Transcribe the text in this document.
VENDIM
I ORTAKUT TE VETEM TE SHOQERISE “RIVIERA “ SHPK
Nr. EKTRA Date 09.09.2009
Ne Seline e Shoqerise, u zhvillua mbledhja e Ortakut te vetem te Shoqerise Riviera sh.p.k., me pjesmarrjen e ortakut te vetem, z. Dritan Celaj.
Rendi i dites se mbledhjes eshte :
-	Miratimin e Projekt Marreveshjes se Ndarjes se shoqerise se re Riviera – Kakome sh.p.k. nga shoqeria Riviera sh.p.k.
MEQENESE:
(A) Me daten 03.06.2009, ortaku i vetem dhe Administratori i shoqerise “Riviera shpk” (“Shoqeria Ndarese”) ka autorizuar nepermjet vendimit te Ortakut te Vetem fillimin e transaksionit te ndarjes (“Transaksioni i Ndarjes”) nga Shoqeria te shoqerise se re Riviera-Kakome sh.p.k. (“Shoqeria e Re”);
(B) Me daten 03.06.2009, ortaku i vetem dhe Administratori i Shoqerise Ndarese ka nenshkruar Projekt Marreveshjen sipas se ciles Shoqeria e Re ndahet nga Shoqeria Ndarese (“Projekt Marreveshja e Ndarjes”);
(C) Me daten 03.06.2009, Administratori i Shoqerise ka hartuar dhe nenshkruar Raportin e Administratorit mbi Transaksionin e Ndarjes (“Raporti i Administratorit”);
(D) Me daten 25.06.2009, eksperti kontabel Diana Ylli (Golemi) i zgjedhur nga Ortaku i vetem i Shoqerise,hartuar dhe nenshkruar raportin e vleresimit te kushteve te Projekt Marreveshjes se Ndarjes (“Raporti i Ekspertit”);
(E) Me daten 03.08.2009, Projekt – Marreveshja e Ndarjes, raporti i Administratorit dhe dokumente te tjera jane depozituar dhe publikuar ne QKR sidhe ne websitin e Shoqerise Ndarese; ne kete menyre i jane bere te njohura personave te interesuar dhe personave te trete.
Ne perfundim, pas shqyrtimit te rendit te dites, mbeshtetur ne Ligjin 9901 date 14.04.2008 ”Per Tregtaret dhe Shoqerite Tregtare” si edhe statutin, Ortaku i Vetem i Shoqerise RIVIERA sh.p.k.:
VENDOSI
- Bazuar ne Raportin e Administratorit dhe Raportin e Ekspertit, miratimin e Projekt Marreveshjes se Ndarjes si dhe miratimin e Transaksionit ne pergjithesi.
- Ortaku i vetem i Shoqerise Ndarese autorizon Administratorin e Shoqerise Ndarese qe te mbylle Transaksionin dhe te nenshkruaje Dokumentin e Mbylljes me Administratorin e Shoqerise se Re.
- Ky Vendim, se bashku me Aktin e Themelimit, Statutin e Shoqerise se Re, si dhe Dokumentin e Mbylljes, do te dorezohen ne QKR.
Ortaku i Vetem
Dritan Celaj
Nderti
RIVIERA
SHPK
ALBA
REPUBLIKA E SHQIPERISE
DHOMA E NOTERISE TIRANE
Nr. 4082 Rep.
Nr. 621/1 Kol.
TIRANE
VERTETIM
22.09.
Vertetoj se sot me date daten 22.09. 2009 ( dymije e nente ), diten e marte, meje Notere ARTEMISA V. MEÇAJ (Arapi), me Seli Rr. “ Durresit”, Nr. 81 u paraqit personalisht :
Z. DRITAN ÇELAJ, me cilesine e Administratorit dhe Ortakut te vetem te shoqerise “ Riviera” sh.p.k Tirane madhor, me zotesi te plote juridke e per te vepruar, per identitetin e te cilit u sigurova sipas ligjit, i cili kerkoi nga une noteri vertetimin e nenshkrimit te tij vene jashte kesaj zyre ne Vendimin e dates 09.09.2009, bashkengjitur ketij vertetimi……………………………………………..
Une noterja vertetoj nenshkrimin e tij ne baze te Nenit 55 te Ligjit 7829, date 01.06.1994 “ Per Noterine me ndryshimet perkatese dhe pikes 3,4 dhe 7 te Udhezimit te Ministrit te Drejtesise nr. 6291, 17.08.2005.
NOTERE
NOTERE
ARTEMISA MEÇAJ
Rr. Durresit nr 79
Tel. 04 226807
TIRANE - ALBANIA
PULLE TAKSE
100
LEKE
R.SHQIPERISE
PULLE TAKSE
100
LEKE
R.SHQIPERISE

________________

EXERCISE AIM:
Of all the lines in the material above, how many contain the word "dites"? Give only the count.

TASK RESPONSE:
2